---- Raw data

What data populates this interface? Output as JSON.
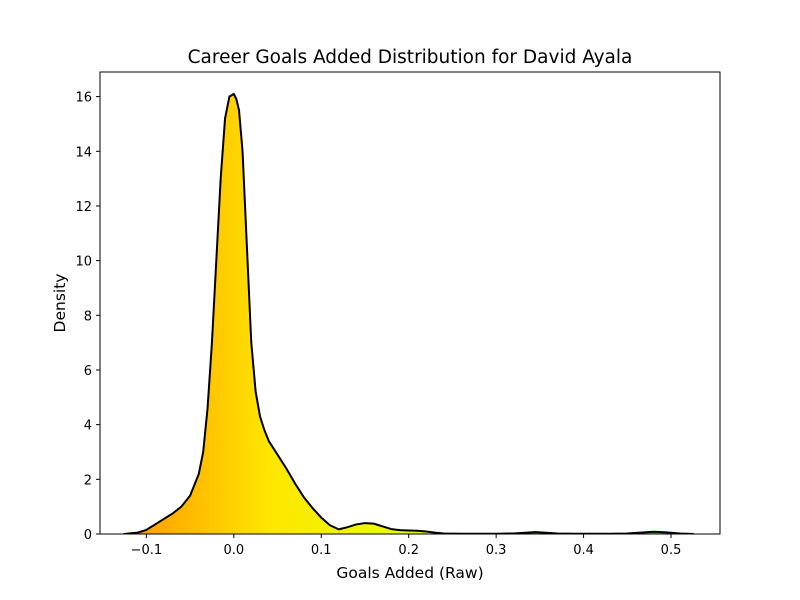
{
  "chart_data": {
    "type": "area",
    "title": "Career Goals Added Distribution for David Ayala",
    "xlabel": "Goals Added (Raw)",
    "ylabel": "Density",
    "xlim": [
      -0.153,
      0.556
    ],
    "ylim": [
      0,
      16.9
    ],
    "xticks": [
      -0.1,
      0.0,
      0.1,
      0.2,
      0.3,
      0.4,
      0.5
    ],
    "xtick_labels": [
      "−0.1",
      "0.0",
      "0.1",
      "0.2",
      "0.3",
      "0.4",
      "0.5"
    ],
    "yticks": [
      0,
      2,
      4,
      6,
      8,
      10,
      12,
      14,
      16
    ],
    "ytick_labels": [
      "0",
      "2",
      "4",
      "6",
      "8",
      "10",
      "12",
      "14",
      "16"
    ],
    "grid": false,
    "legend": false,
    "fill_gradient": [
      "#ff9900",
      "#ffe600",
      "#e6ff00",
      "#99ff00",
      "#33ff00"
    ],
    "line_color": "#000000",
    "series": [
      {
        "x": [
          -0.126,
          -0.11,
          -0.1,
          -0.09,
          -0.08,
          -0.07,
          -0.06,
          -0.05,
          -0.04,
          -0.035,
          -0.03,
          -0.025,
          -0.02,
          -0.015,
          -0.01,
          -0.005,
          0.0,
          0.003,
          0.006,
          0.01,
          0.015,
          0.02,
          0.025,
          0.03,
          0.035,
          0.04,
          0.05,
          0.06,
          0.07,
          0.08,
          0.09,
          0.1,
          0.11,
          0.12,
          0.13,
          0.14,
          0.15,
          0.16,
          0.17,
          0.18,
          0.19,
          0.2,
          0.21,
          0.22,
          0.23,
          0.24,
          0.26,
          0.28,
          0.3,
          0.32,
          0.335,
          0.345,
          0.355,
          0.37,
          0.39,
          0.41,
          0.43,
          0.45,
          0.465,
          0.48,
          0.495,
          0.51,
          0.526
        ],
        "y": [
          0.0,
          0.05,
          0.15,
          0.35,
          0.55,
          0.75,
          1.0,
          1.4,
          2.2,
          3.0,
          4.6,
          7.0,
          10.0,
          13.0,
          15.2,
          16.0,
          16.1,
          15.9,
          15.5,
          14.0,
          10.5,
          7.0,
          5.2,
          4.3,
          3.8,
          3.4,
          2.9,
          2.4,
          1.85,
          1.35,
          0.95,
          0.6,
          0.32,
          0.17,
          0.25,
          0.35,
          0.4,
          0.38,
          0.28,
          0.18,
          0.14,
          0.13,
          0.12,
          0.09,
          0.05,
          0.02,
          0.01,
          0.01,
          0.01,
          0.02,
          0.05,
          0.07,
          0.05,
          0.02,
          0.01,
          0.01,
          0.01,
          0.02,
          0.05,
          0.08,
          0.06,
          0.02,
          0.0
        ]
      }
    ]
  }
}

--------
---- Raw data

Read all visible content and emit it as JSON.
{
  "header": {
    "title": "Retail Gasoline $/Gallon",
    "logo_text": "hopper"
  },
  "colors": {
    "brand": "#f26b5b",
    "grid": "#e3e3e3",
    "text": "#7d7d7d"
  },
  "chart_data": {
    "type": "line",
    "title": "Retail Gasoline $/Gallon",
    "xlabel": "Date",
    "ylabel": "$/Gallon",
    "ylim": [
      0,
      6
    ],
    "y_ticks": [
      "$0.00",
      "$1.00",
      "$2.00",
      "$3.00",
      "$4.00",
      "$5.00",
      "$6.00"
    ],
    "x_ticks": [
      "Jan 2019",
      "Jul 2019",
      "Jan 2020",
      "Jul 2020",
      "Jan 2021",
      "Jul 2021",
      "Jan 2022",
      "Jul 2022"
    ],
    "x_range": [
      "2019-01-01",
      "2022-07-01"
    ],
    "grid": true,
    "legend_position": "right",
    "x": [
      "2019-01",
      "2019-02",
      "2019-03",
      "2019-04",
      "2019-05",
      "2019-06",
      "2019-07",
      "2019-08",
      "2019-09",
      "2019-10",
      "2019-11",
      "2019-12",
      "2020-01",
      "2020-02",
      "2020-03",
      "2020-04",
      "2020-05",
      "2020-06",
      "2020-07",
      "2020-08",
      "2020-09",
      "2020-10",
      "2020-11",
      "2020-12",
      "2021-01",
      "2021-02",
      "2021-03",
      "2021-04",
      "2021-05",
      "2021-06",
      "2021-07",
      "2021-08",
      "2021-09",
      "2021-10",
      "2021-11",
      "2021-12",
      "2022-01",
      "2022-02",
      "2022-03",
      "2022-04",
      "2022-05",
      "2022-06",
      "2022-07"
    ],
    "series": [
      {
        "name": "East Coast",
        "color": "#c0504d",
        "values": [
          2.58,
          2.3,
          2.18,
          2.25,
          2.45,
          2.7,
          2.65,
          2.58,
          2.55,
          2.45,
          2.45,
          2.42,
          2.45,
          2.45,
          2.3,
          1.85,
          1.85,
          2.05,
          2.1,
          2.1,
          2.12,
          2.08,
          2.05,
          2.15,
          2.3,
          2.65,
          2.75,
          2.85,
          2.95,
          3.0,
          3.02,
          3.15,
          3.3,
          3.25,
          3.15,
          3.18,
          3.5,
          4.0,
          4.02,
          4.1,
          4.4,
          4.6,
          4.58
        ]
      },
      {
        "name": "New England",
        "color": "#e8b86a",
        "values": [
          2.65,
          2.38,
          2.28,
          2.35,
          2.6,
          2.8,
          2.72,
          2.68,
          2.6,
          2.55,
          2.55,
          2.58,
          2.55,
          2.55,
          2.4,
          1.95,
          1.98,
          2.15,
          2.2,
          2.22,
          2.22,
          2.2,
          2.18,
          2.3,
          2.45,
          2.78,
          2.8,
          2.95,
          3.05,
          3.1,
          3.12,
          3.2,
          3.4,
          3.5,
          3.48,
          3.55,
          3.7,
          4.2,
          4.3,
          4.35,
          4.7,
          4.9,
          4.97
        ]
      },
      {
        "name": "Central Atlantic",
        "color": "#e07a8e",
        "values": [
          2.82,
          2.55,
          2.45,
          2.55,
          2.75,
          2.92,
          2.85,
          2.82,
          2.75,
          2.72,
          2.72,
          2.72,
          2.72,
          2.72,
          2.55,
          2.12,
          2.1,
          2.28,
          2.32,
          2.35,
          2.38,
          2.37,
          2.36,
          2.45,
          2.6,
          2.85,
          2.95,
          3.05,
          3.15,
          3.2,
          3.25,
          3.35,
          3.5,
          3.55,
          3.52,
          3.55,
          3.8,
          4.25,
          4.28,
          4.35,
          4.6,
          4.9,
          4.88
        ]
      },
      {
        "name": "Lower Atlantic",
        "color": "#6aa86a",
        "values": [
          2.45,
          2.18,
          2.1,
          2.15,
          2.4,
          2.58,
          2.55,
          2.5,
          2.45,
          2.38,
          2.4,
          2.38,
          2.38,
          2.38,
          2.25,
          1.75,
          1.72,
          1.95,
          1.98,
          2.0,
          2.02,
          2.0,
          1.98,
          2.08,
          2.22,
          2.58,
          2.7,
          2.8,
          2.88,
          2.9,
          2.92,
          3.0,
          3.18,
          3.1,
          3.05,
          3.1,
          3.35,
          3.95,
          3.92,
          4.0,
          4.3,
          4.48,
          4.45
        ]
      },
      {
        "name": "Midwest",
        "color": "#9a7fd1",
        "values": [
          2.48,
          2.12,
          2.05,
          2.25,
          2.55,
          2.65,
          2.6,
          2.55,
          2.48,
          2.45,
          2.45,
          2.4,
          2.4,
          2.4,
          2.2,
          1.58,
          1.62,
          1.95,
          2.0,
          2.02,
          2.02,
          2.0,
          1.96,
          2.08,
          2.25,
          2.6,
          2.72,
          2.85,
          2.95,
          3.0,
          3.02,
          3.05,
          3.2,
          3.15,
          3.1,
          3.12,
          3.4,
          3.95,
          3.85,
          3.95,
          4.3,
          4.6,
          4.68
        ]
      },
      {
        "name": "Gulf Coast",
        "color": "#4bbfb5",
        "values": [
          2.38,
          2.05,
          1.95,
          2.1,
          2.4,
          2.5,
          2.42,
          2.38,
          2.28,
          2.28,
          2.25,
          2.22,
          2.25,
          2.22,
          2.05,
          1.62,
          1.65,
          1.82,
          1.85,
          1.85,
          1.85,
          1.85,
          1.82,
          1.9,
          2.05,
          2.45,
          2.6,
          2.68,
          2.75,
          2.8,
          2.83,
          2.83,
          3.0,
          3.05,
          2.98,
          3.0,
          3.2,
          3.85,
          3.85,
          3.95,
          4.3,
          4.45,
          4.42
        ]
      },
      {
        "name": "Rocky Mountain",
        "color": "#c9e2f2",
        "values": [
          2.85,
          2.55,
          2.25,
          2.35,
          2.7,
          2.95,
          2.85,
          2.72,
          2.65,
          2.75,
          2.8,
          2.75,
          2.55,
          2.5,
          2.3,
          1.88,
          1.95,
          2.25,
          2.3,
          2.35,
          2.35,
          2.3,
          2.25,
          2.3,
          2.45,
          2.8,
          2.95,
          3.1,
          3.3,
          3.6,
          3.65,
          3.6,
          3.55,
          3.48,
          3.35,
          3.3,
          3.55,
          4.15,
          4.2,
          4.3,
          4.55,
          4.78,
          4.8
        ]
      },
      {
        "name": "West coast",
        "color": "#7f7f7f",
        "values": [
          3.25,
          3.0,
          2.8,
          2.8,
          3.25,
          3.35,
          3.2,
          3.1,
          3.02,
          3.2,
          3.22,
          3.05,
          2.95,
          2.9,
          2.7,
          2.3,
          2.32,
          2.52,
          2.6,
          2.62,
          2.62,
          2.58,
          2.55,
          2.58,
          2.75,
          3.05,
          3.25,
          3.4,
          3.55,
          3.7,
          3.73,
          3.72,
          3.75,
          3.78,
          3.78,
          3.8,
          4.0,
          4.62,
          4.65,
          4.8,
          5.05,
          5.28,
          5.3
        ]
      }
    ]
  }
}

--------

Task statement —
Respond with the number of lines containing "name" and no additional words.

Solved problem —
8